━━━━━ SUPPLIED MATERIAL
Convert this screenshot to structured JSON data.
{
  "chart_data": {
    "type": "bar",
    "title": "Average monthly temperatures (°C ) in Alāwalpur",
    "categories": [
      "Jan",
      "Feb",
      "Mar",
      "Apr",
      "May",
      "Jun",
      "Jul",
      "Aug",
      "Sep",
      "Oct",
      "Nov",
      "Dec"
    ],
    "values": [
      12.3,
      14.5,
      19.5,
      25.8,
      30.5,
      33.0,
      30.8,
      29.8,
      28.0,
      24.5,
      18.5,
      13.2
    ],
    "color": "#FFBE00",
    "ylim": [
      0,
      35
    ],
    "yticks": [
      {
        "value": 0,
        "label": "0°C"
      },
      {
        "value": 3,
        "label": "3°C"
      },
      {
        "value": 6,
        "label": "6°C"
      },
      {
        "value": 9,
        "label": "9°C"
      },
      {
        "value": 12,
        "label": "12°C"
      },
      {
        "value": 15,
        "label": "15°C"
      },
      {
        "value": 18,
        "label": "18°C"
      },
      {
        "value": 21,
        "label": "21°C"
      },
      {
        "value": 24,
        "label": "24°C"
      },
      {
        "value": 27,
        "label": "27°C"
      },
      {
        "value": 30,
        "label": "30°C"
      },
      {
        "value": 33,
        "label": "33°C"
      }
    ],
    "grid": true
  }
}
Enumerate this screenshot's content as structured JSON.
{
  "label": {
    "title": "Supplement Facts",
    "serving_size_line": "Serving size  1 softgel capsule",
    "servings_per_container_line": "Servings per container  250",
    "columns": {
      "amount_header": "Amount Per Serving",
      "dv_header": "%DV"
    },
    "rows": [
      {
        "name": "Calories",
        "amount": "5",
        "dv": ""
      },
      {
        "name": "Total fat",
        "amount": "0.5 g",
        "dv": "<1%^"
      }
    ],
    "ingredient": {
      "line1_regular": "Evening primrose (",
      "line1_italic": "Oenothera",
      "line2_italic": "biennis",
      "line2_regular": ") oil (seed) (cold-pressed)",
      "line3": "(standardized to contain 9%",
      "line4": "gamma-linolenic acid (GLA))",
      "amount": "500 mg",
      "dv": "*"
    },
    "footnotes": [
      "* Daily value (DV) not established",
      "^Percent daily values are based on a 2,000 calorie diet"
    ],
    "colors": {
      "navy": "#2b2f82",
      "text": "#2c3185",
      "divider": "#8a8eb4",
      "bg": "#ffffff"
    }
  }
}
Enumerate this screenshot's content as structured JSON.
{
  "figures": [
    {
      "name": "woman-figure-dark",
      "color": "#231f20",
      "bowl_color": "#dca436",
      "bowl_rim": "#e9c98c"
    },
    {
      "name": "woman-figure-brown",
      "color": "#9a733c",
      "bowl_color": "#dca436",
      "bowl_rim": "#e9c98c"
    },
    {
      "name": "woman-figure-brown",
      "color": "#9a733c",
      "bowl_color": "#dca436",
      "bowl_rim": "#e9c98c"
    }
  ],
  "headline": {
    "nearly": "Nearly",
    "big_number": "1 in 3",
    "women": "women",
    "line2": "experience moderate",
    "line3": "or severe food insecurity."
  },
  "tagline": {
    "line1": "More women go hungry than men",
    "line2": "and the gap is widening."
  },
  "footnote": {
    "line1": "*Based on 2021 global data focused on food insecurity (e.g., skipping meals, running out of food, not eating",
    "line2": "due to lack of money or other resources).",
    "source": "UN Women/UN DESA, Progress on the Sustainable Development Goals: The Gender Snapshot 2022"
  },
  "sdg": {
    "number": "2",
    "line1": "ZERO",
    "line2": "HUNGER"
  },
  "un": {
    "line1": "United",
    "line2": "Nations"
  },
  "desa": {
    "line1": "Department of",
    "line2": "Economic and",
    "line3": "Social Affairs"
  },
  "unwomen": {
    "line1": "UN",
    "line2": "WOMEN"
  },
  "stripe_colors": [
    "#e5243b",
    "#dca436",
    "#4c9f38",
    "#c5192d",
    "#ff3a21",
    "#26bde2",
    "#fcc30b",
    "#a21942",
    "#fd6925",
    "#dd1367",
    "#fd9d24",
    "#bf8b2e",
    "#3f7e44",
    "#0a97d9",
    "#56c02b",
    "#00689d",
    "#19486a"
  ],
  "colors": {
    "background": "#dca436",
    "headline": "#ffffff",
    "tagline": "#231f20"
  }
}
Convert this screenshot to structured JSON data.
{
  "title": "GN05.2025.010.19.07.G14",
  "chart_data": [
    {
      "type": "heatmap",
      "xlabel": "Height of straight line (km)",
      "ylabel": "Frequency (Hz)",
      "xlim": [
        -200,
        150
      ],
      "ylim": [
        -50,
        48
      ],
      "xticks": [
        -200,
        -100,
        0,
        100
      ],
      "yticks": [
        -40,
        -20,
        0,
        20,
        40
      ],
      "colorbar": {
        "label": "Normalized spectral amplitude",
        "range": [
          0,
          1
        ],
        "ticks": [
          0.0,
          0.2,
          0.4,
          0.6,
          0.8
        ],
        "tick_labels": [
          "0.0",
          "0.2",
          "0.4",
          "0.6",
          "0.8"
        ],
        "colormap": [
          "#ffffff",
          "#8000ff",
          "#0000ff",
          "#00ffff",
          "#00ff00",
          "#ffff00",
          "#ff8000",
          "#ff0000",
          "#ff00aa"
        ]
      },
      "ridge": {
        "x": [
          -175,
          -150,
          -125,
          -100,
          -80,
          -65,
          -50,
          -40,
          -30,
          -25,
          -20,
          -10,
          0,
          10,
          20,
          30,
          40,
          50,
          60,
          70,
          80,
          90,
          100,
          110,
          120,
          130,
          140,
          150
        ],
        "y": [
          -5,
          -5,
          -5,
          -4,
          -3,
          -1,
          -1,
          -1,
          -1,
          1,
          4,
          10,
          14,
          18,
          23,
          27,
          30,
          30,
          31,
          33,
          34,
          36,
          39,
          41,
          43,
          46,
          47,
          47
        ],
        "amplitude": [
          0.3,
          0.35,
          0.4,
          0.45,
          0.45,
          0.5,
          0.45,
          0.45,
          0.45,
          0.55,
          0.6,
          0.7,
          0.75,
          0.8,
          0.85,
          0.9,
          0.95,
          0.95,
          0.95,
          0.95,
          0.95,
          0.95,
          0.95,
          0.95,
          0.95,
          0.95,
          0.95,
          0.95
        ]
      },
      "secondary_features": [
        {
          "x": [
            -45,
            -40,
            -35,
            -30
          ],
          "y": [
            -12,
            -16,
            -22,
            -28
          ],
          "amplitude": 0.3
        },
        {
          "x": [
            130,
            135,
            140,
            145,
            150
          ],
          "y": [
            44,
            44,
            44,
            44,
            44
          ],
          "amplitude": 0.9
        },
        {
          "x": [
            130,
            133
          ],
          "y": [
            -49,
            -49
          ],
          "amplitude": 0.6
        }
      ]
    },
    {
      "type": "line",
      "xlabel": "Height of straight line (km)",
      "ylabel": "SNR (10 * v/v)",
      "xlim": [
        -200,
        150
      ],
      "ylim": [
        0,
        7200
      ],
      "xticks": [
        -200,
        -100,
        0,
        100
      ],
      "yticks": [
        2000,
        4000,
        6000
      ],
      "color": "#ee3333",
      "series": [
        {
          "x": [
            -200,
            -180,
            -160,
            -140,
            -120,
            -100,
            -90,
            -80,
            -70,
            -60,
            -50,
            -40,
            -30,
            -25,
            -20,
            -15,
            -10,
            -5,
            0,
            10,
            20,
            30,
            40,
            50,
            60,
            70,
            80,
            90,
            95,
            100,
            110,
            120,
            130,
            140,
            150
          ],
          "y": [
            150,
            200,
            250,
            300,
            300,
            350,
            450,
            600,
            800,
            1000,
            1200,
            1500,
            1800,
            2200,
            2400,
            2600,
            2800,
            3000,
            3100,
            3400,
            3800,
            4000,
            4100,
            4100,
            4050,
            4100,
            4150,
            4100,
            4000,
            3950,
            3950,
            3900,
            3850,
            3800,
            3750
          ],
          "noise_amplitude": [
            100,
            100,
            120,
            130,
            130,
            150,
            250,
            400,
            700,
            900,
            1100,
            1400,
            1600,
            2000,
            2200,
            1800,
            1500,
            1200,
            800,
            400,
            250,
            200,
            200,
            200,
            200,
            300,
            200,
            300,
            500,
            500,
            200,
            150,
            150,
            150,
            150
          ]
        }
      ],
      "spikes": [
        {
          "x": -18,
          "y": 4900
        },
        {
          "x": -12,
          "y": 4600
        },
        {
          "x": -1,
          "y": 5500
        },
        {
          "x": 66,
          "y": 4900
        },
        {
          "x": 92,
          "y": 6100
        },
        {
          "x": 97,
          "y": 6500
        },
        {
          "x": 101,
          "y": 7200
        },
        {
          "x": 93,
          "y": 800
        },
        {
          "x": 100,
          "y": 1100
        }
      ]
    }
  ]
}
━━━━━━━━━━
Count how many lines in the data above hold the string "title", and give the number with no other words.

FINAL RESULT:
3